#### [Work required]
Transcribe every record that appears below, exactly and in full.

#### [Supplied material]

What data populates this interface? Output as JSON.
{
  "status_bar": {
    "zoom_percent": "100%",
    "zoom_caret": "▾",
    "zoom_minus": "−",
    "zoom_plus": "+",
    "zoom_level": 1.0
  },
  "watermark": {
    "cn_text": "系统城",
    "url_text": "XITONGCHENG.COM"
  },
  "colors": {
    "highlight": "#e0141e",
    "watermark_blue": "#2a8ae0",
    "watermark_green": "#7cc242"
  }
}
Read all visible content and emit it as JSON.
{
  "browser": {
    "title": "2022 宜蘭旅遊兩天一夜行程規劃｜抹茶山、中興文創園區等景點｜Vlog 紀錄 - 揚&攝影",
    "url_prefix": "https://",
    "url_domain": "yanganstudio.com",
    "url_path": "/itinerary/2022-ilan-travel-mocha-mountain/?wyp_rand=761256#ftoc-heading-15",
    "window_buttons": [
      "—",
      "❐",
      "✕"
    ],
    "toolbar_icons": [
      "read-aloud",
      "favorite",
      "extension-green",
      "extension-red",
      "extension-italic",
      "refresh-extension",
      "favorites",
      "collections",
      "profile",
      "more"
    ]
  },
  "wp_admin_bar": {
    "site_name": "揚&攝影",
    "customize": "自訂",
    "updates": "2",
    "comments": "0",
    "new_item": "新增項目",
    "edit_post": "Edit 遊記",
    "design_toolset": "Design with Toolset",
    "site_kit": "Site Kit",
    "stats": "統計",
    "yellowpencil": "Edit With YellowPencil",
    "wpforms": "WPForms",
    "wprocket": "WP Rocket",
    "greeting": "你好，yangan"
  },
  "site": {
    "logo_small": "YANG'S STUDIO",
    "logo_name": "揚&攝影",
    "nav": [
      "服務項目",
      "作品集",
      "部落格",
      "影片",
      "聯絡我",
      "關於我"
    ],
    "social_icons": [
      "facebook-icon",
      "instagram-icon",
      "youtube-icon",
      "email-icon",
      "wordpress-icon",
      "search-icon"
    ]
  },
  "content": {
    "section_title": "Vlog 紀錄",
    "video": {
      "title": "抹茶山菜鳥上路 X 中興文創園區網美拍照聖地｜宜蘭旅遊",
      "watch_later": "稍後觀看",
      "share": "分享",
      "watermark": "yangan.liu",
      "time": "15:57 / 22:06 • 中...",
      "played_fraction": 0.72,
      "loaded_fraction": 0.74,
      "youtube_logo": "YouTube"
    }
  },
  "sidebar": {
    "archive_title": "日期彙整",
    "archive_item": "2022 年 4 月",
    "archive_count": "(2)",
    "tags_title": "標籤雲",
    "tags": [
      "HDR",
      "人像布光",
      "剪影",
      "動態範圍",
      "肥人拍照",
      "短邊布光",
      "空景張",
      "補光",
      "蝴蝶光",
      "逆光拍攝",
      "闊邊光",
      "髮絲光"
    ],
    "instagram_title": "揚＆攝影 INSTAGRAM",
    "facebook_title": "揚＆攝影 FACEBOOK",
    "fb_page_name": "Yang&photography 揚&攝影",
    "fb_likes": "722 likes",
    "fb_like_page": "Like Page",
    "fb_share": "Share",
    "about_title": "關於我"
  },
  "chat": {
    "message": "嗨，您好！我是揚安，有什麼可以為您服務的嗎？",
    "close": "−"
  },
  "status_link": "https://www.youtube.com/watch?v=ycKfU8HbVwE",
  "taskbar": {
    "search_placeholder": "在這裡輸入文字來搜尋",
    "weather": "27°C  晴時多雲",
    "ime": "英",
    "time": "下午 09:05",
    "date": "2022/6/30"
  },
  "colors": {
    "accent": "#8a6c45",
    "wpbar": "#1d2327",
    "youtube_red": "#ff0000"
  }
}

#### [Exercise response]
What data populates this interface? Output as JSON.
{
  "status_bar": {
    "zoom_percent": "100%",
    "zoom_caret": "▾",
    "zoom_minus": "−",
    "zoom_plus": "+",
    "zoom_level": 1.0
  },
  "watermark": {
    "cn_text": "系统城",
    "url_text": "XITONGCHENG.COM"
  },
  "colors": {
    "highlight": "#e0141e",
    "watermark_blue": "#2a8ae0",
    "watermark_green": "#7cc242"
  }
}
Read all visible content and emit it as JSON.
{
  "browser": {
    "title": "2022 宜蘭旅遊兩天一夜行程規劃｜抹茶山、中興文創園區等景點｜Vlog 紀錄 - 揚&攝影",
    "url_prefix": "https://",
    "url_domain": "yanganstudio.com",
    "url_path": "/itinerary/2022-ilan-travel-mocha-mountain/?wyp_rand=761256#ftoc-heading-15",
    "window_buttons": [
      "—",
      "❐",
      "✕"
    ],
    "toolbar_icons": [
      "read-aloud",
      "favorite",
      "extension-green",
      "extension-red",
      "extension-italic",
      "refresh-extension",
      "favorites",
      "collections",
      "profile",
      "more"
    ]
  },
  "wp_admin_bar": {
    "site_name": "揚&攝影",
    "customize": "自訂",
    "updates": "2",
    "comments": "0",
    "new_item": "新增項目",
    "edit_post": "Edit 遊記",
    "design_toolset": "Design with Toolset",
    "site_kit": "Site Kit",
    "stats": "統計",
    "yellowpencil": "Edit With YellowPencil",
    "wpforms": "WPForms",
    "wprocket": "WP Rocket",
    "greeting": "你好，yangan"
  },
  "site": {
    "logo_small": "YANG'S STUDIO",
    "logo_name": "揚&攝影",
    "nav": [
      "服務項目",
      "作品集",
      "部落格",
      "影片",
      "聯絡我",
      "關於我"
    ],
    "social_icons": [
      "facebook-icon",
      "instagram-icon",
      "youtube-icon",
      "email-icon",
      "wordpress-icon",
      "search-icon"
    ]
  },
  "content": {
    "section_title": "Vlog 紀錄",
    "video": {
      "title": "抹茶山菜鳥上路 X 中興文創園區網美拍照聖地｜宜蘭旅遊",
      "watch_later": "稍後觀看",
      "share": "分享",
      "watermark": "yangan.liu",
      "time": "15:57 / 22:06 • 中...",
      "played_fraction": 0.72,
      "loaded_fraction": 0.74,
      "youtube_logo": "YouTube"
    }
  },
  "sidebar": {
    "archive_title": "日期彙整",
    "archive_item": "2022 年 4 月",
    "archive_count": "(2)",
    "tags_title": "標籤雲",
    "tags": [
      "HDR",
      "人像布光",
      "剪影",
      "動態範圍",
      "肥人拍照",
      "短邊布光",
      "空景張",
      "補光",
      "蝴蝶光",
      "逆光拍攝",
      "闊邊光",
      "髮絲光"
    ],
    "instagram_title": "揚＆攝影 INSTAGRAM",
    "facebook_title": "揚＆攝影 FACEBOOK",
    "fb_page_name": "Yang&photography 揚&攝影",
    "fb_likes": "722 likes",
    "fb_like_page": "Like Page",
    "fb_share": "Share",
    "about_title": "關於我"
  },
  "chat": {
    "message": "嗨，您好！我是揚安，有什麼可以為您服務的嗎？",
    "close": "−"
  },
  "status_link": "https://www.youtube.com/watch?v=ycKfU8HbVwE",
  "taskbar": {
    "search_placeholder": "在這裡輸入文字來搜尋",
    "weather": "27°C  晴時多雲",
    "ime": "英",
    "time": "下午 09:05",
    "date": "2022/6/30"
  },
  "colors": {
    "accent": "#8a6c45",
    "wpbar": "#1d2327",
    "youtube_red": "#ff0000"
  }
}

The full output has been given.